» What you should do:
Pick out every line in the data below that holds "with".

» Material provided:
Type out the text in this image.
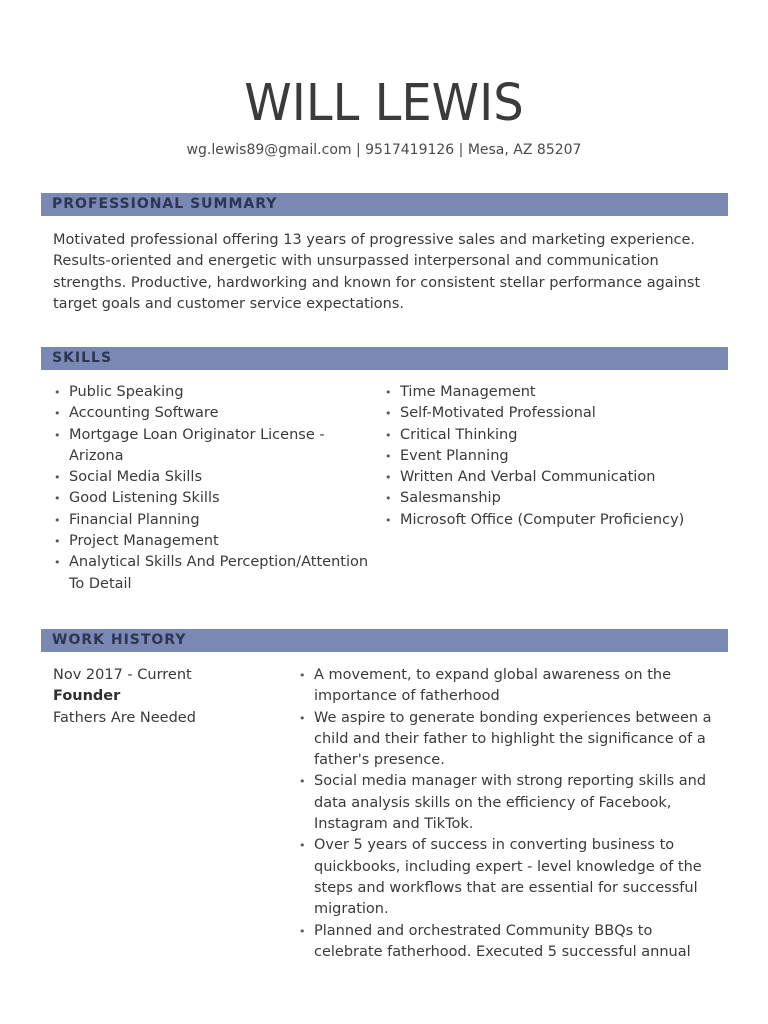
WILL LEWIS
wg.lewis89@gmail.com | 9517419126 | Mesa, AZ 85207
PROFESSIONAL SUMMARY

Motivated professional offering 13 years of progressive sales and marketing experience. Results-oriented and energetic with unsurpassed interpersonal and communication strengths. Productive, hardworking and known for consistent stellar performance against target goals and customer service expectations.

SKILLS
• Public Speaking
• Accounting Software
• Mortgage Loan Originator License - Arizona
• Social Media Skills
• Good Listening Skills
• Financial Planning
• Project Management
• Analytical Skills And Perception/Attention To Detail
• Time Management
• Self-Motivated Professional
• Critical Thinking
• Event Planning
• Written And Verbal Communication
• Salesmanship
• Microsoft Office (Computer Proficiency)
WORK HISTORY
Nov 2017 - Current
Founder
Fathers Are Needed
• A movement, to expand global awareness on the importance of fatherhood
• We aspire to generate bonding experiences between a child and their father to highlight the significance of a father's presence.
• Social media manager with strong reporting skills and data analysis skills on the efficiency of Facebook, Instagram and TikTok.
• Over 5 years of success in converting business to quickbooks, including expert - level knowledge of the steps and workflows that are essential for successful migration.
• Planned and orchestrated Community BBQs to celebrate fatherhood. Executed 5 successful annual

» Task output:
Motivated professional offering 13 years of progressive sales and marketing experience. Results-oriented and energetic with unsurpassed interpersonal and communication strengths. Productive, hardworking and known for consistent stellar performance against target goals and customer service expectations.
• Social media manager with strong reporting skills and data analysis skills on the efficiency of Facebook, Instagram and TikTok.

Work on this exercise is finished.